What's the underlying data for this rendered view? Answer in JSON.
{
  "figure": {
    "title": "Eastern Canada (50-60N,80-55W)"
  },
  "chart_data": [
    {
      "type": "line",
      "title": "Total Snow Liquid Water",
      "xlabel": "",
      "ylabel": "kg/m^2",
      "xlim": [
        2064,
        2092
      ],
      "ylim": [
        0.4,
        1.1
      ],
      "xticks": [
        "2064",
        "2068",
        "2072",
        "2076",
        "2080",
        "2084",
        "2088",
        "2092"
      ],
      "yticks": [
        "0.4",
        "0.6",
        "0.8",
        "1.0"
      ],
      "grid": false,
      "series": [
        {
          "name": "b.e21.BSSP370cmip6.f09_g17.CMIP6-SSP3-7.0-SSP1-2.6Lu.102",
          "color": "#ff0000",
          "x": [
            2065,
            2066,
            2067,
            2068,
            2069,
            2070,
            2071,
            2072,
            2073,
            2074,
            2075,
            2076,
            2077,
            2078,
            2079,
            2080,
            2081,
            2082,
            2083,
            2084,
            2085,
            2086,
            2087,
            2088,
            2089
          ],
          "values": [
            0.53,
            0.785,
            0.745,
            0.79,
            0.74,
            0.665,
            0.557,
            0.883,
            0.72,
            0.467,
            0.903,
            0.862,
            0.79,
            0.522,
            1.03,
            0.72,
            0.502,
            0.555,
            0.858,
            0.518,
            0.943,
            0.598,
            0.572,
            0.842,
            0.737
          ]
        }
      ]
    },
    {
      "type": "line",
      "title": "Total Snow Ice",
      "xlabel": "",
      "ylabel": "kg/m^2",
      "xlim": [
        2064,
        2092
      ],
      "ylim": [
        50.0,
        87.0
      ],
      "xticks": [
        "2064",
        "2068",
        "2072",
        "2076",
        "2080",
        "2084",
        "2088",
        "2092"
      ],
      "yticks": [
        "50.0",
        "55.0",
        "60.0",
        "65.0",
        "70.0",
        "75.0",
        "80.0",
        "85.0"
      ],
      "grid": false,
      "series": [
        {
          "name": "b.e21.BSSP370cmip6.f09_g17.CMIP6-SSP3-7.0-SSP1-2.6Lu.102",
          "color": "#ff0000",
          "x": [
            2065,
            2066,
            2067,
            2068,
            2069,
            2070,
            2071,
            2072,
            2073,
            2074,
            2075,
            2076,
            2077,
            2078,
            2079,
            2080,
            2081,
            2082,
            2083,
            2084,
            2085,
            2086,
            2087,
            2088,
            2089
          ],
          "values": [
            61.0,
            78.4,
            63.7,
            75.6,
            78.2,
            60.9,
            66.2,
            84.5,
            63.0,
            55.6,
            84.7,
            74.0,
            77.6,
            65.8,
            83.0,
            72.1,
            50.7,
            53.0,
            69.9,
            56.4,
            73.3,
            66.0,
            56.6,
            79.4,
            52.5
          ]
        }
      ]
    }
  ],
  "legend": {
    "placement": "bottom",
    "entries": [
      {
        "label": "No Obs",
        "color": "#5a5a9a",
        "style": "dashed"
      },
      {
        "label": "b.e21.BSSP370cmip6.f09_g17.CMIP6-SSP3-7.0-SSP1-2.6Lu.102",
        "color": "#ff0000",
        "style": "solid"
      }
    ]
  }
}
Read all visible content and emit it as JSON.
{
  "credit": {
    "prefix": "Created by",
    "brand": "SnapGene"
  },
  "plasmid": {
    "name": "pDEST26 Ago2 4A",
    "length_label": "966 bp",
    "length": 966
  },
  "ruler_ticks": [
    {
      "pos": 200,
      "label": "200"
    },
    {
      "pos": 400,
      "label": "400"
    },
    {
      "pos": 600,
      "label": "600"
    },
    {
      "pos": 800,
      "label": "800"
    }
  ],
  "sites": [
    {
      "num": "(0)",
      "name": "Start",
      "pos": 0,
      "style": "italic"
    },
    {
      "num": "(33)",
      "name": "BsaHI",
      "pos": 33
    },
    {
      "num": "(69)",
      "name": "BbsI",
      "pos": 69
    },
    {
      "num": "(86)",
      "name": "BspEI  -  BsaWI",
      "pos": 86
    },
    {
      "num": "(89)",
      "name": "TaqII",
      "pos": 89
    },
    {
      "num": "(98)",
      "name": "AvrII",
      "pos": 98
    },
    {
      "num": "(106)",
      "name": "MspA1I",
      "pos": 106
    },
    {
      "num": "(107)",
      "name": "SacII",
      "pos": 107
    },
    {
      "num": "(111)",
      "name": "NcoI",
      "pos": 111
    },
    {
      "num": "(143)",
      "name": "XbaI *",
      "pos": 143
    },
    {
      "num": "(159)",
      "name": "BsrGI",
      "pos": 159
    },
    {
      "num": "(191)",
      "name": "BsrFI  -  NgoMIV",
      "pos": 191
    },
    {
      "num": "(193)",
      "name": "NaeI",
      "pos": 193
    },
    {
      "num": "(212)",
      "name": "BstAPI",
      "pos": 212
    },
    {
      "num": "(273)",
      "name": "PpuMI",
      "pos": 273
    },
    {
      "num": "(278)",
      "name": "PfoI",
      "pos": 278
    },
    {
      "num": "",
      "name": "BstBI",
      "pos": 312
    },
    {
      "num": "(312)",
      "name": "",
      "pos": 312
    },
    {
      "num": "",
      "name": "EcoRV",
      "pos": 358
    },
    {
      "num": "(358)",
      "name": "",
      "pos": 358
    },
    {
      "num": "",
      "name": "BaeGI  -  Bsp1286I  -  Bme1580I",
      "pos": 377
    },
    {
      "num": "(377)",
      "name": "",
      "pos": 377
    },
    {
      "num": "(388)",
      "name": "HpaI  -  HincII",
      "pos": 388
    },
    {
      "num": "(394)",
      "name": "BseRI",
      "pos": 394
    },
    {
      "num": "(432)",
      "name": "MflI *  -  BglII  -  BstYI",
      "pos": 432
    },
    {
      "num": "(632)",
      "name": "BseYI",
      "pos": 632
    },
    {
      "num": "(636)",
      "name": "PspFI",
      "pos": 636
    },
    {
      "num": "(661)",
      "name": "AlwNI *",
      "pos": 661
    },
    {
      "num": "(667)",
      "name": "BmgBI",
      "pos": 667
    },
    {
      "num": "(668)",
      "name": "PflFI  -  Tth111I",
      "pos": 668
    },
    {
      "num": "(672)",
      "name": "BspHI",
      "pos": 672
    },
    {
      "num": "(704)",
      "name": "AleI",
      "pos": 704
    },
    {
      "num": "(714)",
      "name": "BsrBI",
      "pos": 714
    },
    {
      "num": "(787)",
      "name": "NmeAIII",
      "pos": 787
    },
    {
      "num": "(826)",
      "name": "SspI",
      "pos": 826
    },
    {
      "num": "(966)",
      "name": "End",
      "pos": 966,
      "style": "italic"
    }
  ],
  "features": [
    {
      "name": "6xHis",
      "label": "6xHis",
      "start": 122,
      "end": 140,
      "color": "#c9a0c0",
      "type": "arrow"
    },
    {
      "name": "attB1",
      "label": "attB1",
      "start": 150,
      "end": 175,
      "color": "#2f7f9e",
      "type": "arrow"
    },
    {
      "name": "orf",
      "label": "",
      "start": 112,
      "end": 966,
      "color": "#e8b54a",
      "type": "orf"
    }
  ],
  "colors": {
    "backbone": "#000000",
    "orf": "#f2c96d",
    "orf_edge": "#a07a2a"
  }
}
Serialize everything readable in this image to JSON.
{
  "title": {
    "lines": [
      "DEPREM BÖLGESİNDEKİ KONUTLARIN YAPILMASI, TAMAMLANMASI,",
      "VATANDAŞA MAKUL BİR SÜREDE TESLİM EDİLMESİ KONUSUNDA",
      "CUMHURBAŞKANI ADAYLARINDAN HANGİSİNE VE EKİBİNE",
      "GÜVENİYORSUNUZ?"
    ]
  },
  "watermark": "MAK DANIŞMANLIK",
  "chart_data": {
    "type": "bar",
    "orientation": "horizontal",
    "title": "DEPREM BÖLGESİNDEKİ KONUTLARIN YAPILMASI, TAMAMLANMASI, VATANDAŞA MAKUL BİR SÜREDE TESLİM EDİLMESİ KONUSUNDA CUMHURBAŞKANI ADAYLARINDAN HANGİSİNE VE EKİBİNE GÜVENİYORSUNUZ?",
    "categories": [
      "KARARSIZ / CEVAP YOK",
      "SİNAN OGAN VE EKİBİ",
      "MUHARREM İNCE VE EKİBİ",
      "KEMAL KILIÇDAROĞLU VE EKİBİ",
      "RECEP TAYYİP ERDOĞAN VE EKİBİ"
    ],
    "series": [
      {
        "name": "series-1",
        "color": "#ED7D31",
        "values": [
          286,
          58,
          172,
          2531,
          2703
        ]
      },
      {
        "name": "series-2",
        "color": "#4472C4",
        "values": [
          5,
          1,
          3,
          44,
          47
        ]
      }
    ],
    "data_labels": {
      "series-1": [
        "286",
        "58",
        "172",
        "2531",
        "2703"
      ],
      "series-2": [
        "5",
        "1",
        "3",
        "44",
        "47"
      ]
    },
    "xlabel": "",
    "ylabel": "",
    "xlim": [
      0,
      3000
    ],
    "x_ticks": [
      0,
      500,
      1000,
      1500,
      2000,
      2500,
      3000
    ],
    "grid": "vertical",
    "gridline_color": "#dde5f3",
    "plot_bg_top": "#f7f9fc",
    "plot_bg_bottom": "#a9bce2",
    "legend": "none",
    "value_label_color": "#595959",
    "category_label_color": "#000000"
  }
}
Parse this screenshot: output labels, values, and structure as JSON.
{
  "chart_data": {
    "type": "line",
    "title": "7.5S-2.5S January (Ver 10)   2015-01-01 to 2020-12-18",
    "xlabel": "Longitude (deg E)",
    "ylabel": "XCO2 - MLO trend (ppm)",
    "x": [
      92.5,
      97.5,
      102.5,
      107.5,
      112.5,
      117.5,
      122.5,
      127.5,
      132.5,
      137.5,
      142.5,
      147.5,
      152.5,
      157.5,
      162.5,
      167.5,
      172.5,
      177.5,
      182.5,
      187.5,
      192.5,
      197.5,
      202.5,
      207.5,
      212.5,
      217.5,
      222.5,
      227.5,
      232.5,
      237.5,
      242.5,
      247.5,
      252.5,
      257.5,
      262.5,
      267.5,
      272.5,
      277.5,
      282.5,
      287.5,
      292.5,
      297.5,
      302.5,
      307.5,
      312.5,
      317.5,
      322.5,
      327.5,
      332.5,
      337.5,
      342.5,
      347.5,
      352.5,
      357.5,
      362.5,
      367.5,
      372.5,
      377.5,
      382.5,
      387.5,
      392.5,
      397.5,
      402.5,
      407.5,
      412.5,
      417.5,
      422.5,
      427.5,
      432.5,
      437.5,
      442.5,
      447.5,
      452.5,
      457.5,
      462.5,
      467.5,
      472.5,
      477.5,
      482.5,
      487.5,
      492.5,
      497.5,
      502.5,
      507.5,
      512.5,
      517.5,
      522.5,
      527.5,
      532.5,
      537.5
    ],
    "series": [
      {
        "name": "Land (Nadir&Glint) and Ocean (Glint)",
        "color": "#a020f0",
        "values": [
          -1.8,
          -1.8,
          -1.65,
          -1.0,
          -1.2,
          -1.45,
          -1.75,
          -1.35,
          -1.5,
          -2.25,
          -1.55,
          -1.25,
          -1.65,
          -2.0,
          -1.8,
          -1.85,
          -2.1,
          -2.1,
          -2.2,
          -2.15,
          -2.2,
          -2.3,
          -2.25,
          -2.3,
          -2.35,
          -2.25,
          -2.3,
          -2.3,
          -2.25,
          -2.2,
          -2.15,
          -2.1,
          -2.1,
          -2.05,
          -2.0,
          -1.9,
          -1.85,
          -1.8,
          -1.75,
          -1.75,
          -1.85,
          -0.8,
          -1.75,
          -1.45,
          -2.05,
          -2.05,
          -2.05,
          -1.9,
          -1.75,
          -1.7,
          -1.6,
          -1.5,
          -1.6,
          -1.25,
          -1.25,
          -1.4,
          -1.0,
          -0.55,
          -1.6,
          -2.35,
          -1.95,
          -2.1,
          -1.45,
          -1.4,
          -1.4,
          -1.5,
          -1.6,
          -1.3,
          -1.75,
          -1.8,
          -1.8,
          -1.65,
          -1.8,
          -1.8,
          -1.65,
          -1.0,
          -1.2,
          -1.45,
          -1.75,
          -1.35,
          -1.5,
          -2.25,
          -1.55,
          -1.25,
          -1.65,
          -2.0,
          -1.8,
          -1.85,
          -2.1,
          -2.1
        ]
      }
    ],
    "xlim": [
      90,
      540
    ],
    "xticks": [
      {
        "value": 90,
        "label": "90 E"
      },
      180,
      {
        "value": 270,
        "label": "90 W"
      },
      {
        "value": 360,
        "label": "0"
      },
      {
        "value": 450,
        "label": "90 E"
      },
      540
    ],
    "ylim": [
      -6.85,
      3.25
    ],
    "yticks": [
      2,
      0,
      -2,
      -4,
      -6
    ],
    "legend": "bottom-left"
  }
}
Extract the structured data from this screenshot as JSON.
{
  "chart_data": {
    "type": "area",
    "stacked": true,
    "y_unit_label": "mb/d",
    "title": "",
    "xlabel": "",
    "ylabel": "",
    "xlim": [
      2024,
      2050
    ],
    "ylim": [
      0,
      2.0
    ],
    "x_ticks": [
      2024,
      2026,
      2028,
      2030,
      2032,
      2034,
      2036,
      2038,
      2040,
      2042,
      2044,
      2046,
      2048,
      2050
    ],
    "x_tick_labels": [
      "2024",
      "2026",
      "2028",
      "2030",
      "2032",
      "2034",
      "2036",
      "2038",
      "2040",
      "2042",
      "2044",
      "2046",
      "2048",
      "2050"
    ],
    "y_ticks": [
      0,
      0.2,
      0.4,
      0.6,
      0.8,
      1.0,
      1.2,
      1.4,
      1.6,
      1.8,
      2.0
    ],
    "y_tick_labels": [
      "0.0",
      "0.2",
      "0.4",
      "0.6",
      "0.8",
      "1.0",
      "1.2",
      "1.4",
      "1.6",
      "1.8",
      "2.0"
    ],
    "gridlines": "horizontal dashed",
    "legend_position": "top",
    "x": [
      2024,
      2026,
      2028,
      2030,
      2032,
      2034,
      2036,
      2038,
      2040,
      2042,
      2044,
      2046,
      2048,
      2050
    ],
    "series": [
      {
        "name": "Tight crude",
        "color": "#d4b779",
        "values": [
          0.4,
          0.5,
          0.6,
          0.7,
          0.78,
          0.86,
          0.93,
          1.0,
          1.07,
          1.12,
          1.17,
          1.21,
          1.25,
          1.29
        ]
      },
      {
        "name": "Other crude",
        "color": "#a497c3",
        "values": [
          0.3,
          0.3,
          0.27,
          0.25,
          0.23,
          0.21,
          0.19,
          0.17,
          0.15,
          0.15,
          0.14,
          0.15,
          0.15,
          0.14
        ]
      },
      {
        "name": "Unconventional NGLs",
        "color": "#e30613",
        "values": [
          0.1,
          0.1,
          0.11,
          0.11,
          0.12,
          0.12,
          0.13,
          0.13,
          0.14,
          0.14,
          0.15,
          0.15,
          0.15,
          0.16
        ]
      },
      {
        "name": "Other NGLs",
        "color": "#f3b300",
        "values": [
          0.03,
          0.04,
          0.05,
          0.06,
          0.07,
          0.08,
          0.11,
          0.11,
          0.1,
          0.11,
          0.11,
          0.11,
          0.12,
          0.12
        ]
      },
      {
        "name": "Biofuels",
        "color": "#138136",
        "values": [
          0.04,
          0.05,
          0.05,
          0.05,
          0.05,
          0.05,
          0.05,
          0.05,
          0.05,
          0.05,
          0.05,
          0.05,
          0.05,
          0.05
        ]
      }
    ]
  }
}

**TASK DETAILS:**
Which lines include "ADAYLARINDAN"? Copy each of them out.

**REPLY TO THE TASK:**
      "CUMHURBAŞKANI ADAYLARINDAN HANGİSİNE VE EKİBİNE",
    "title": "DEPREM BÖLGESİNDEKİ KONUTLARIN YAPILMASI, TAMAMLANMASI, VATANDAŞA MAKUL BİR SÜREDE TESLİM EDİLMESİ KONUSUNDA CUMHURBAŞKANI ADAYLARINDAN HANGİSİNE VE EKİBİNE GÜVENİYORSUNUZ?",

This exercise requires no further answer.